Data listing
----
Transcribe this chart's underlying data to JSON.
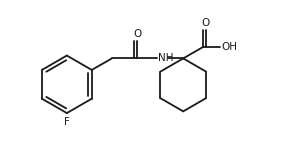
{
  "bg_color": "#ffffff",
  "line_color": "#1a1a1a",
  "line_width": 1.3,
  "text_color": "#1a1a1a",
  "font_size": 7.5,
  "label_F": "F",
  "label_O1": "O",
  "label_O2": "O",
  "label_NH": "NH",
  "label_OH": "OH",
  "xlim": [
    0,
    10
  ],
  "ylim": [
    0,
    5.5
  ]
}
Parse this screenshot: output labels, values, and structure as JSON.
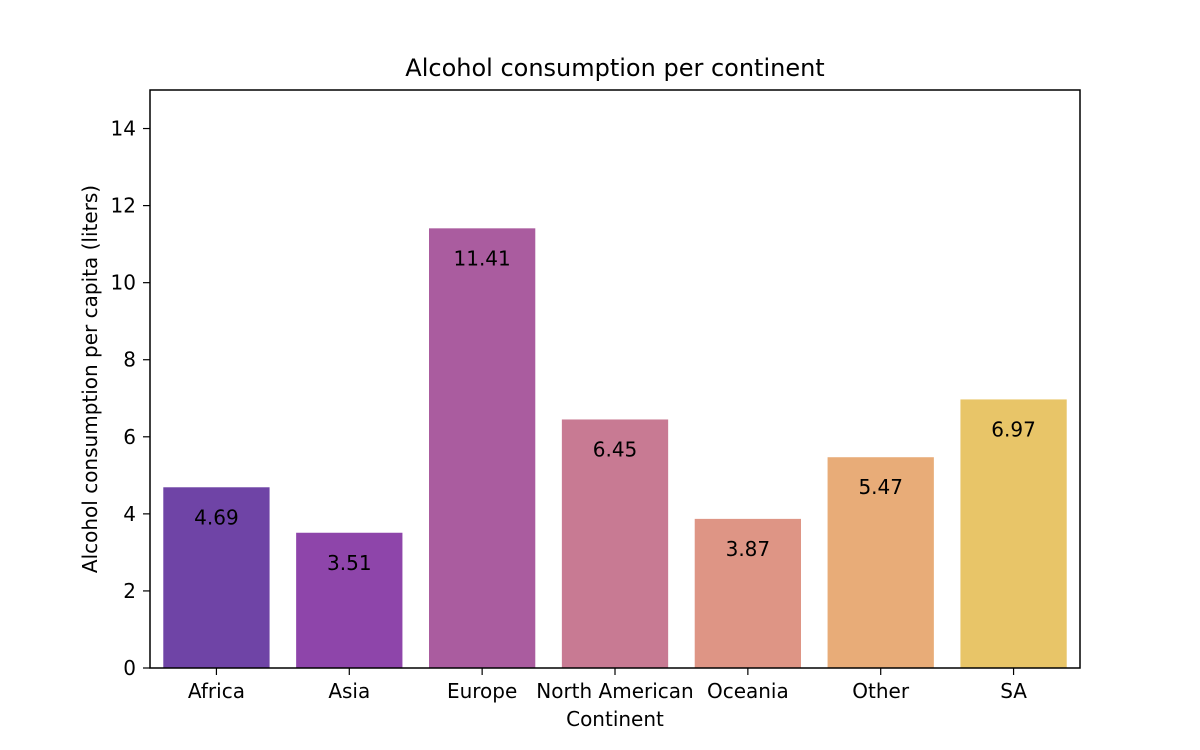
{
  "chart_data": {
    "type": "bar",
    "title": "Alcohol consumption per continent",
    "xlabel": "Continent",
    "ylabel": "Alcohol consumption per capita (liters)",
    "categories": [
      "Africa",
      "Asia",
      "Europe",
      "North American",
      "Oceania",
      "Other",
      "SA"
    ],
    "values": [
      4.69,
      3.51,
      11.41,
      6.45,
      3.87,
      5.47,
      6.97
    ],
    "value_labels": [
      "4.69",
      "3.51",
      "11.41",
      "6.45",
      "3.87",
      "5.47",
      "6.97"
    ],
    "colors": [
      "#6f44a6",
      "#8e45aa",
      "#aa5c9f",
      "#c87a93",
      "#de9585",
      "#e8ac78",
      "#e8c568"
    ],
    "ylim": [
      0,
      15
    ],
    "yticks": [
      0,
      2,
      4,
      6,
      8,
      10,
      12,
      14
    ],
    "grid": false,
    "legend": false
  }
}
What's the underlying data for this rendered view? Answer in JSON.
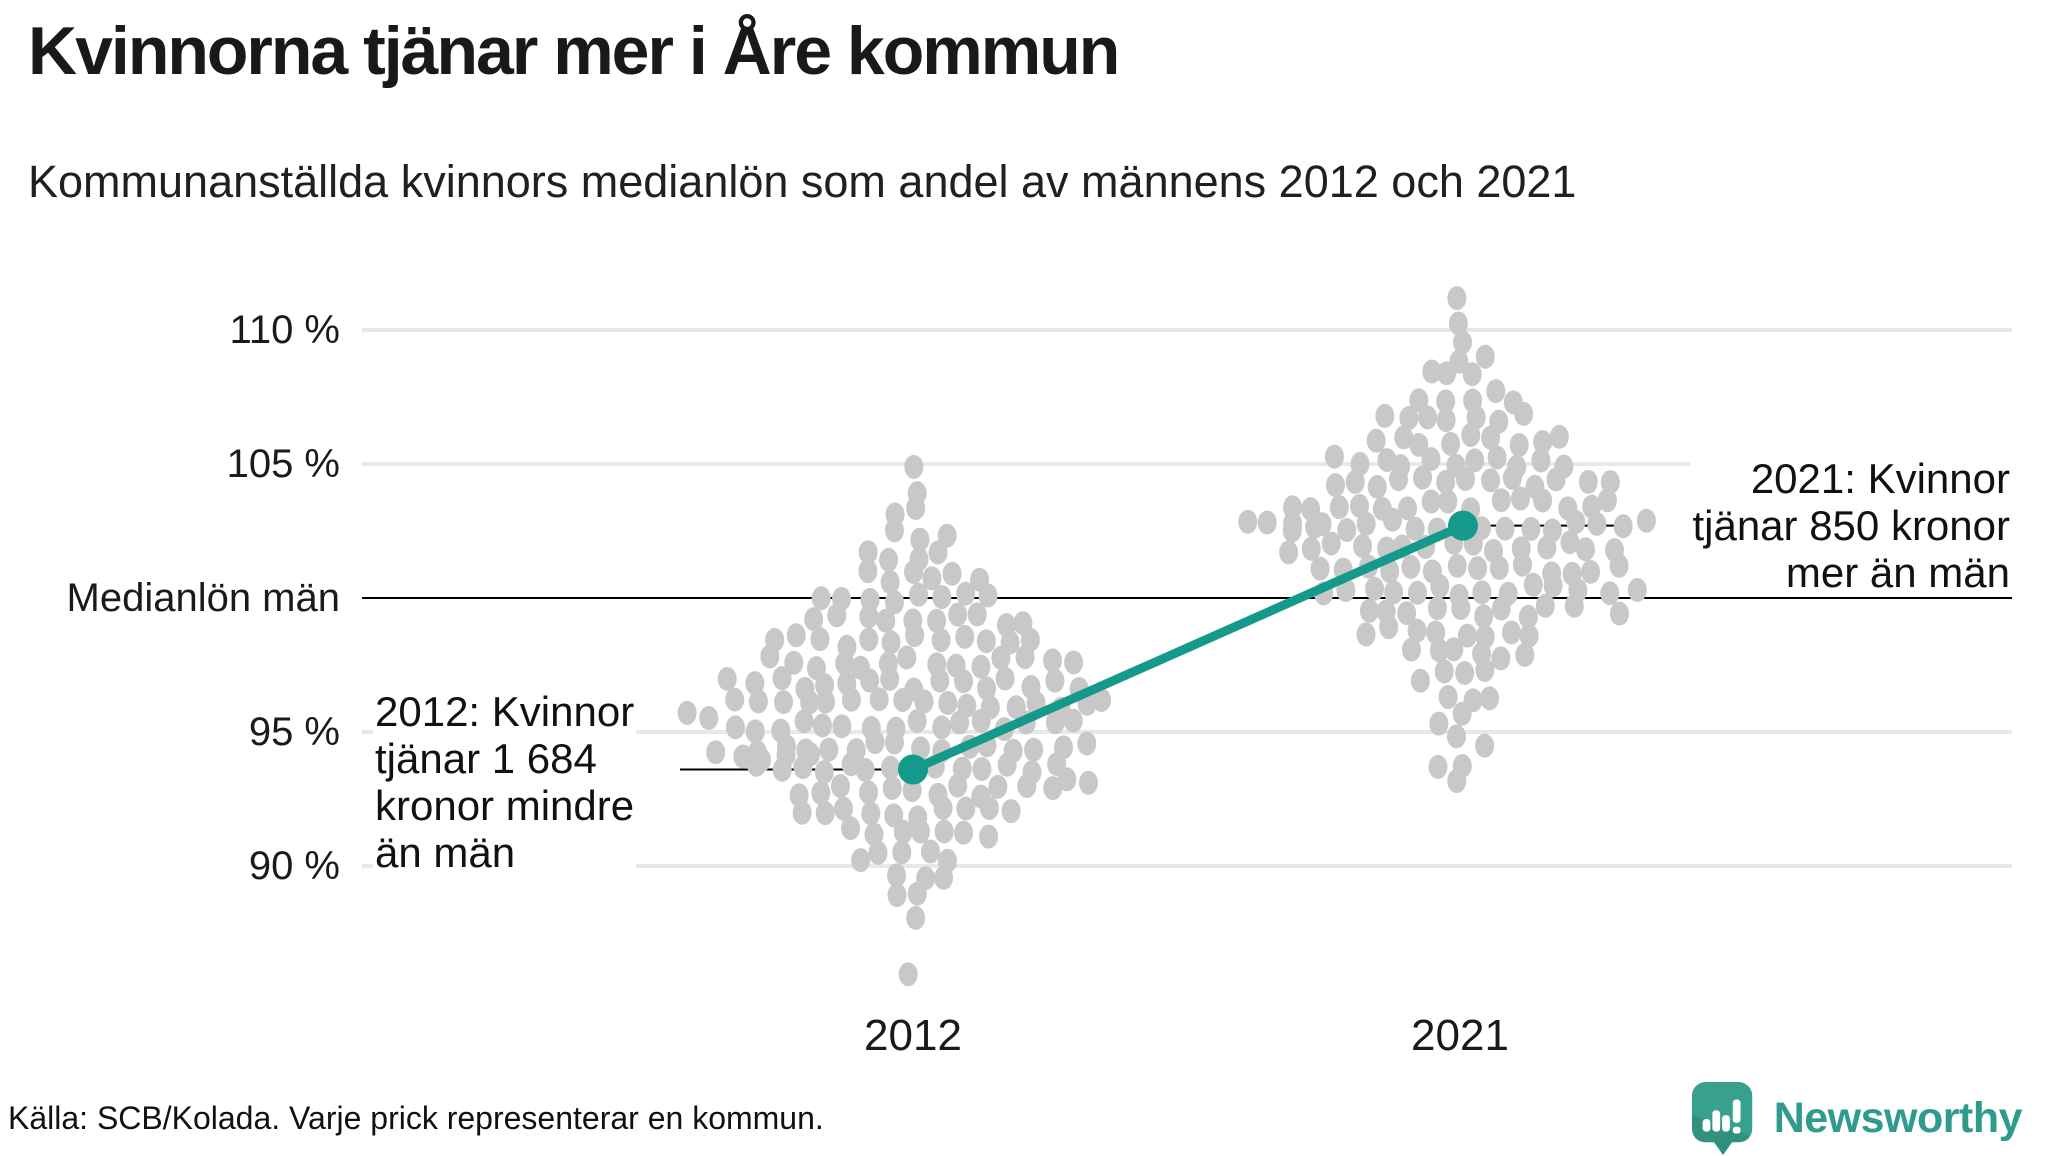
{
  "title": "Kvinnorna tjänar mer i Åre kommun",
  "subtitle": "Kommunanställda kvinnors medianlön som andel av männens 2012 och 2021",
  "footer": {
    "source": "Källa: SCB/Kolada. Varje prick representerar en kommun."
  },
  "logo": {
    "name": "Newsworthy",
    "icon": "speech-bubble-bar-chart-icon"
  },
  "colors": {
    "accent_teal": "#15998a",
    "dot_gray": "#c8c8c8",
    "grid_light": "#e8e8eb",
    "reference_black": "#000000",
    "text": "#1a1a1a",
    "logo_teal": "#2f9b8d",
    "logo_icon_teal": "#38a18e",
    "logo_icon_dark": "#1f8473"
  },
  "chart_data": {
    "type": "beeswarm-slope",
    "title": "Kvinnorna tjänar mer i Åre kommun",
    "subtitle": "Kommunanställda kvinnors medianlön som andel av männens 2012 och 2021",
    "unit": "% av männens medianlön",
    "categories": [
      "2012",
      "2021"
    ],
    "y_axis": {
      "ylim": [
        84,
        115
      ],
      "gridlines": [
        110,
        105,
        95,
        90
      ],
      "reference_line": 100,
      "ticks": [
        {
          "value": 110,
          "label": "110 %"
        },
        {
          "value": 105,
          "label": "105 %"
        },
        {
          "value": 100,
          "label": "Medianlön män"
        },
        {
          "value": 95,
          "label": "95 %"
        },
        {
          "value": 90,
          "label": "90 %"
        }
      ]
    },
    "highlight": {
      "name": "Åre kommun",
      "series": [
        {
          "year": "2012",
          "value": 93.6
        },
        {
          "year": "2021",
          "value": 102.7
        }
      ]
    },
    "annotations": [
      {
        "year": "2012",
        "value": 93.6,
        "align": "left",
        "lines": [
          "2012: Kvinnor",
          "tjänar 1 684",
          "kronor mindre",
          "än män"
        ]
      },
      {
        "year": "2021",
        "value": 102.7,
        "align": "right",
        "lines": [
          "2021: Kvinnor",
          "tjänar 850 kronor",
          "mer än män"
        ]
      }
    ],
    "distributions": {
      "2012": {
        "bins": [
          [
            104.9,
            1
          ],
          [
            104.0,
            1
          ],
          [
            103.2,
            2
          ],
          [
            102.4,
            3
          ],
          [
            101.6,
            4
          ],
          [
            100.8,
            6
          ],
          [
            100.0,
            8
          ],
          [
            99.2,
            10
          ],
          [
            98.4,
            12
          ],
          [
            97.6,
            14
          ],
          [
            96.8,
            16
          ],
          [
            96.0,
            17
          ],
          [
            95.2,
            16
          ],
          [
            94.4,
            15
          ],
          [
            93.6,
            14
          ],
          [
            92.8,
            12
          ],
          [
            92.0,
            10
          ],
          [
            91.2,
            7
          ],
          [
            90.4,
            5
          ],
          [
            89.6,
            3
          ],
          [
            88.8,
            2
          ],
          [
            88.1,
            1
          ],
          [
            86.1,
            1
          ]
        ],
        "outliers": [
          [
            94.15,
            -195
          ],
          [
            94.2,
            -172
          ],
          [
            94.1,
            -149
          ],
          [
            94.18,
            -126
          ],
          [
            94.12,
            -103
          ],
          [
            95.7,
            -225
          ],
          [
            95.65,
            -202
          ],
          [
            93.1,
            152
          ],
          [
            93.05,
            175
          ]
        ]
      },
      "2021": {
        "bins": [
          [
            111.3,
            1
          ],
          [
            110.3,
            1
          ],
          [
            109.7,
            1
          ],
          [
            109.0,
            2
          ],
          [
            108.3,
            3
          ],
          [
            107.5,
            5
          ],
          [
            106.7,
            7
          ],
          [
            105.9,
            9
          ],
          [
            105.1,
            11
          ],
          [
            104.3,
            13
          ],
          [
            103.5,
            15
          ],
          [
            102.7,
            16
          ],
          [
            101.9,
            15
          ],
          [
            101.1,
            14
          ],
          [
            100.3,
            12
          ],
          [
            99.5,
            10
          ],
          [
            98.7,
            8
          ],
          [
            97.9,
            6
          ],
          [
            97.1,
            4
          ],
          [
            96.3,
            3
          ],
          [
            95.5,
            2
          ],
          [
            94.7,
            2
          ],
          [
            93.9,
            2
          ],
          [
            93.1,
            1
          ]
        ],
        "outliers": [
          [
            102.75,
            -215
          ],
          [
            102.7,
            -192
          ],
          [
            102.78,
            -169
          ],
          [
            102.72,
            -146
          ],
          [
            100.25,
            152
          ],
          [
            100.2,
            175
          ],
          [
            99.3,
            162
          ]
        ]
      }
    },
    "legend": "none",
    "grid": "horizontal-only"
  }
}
----
Task requirements:
Identify the lines that contain the string "Kommunanställda", and copy every one of them.

Completed task:
  "subtitle": "Kommunanställda kvinnors medianlön som andel av männens 2012 och 2021",
    "subtitle": "Kommunanställda kvinnors medianlön som andel av männens 2012 och 2021",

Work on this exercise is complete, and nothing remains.